- Work to be completed:
Gather from the listing below each line that includes the word "into", and copy it.

- Data supplied:
[START]
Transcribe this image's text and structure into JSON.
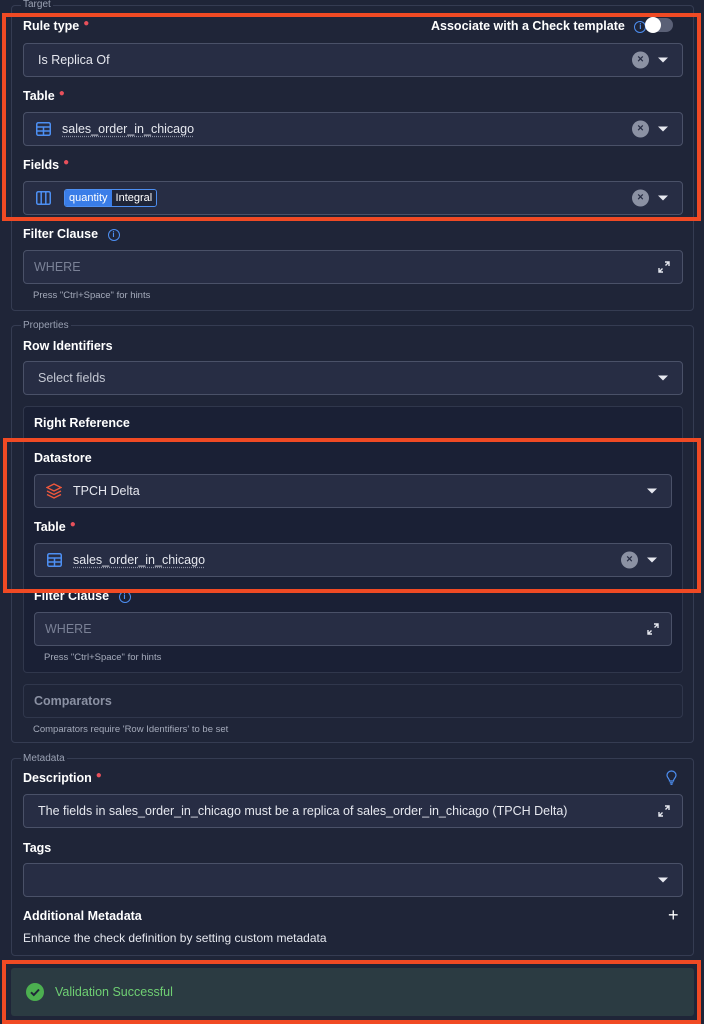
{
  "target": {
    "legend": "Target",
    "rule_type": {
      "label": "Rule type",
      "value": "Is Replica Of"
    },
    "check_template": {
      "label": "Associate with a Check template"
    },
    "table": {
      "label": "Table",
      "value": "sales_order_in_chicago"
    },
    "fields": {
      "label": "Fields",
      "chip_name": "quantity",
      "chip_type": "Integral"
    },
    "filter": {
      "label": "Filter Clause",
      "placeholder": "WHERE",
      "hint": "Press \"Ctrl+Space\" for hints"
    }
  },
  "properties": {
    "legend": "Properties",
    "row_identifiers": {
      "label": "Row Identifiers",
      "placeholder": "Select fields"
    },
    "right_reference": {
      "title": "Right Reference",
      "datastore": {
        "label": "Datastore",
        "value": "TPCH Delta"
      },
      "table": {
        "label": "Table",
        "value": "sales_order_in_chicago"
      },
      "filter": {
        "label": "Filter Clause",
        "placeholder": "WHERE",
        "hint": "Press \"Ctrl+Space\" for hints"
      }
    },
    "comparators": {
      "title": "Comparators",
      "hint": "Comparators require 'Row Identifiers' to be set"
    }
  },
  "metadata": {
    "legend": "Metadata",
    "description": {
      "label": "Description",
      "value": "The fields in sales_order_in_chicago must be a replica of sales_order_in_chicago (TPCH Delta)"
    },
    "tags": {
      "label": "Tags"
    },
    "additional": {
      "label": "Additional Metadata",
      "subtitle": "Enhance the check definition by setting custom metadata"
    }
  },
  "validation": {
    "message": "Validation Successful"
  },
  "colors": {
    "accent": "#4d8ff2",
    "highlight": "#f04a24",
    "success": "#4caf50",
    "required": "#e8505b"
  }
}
[END]
[START]
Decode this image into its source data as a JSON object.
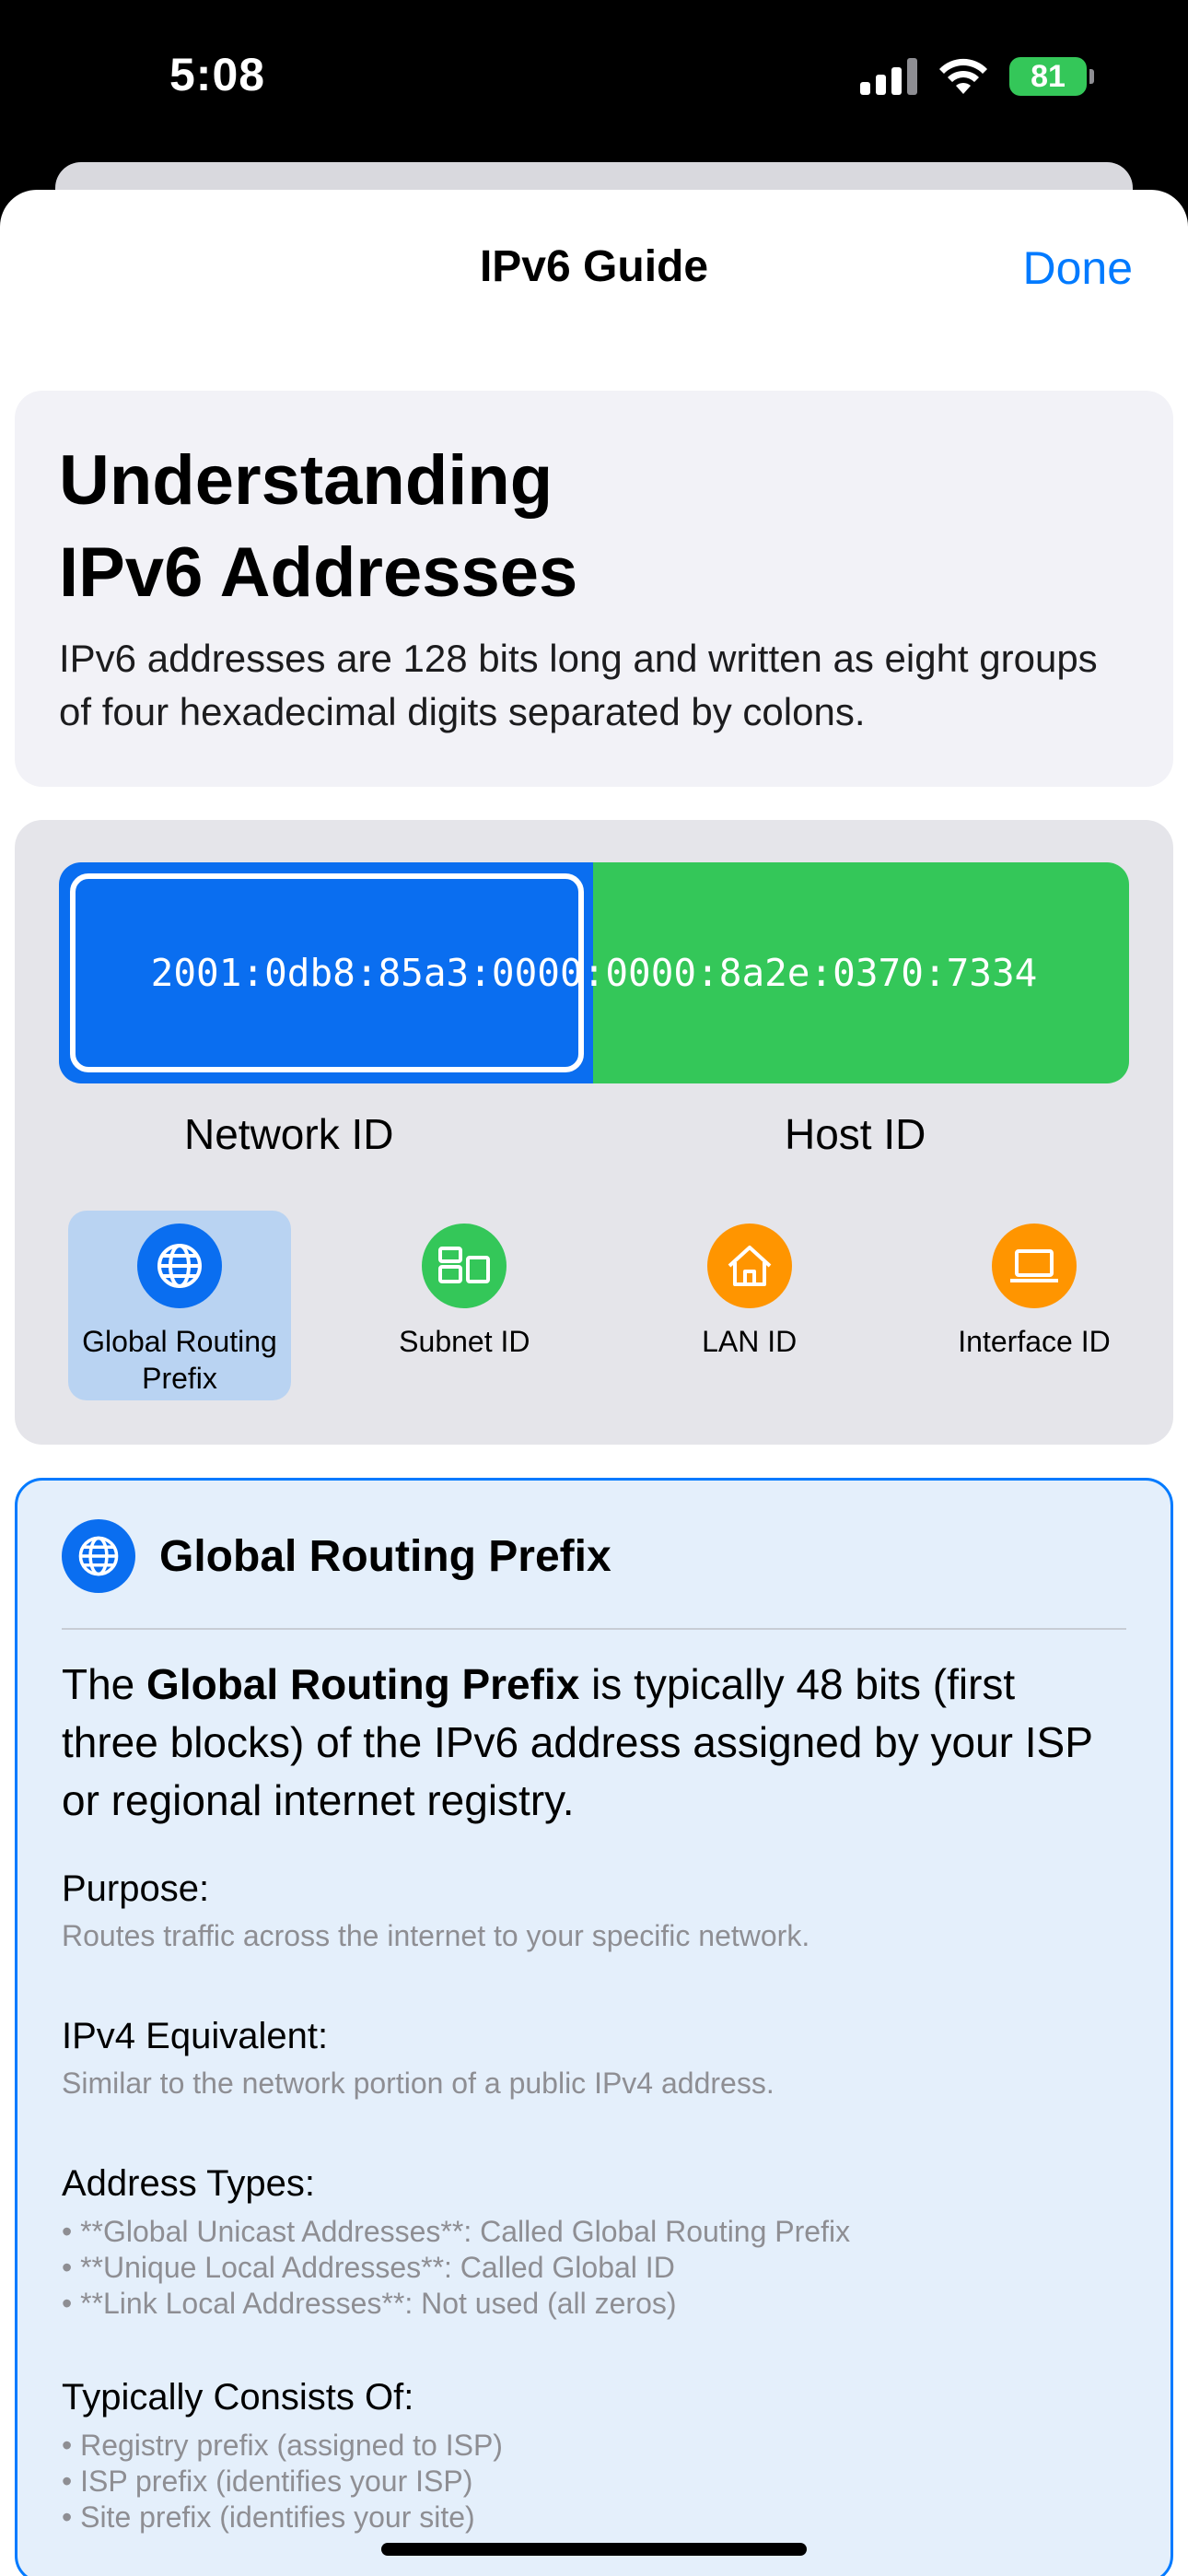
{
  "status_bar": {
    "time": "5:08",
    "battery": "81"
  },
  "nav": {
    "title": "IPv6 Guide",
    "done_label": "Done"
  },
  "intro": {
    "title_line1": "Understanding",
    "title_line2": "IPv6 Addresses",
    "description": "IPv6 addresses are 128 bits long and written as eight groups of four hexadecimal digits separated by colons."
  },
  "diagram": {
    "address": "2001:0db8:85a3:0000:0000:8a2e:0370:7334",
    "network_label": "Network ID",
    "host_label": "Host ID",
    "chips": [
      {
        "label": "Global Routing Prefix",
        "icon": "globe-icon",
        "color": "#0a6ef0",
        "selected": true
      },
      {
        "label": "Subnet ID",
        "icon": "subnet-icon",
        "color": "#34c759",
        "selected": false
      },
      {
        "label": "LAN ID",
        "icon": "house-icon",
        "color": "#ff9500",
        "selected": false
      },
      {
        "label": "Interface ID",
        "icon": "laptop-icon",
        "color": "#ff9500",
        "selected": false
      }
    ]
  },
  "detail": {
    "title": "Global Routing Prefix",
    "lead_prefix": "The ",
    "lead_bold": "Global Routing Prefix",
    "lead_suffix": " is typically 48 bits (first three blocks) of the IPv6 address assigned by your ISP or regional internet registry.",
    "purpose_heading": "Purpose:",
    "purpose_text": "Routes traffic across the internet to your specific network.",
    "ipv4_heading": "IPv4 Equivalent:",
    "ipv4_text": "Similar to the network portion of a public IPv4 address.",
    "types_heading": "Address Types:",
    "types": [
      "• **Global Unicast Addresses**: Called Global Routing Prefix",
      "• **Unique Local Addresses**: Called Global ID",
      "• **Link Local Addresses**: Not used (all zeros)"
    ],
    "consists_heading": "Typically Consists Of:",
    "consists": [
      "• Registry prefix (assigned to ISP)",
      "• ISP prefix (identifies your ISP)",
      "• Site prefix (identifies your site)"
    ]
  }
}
[END]
- Final answer:
Transcribe this image's text and structure into JSON.
Decode this image into its source data as a JSON object.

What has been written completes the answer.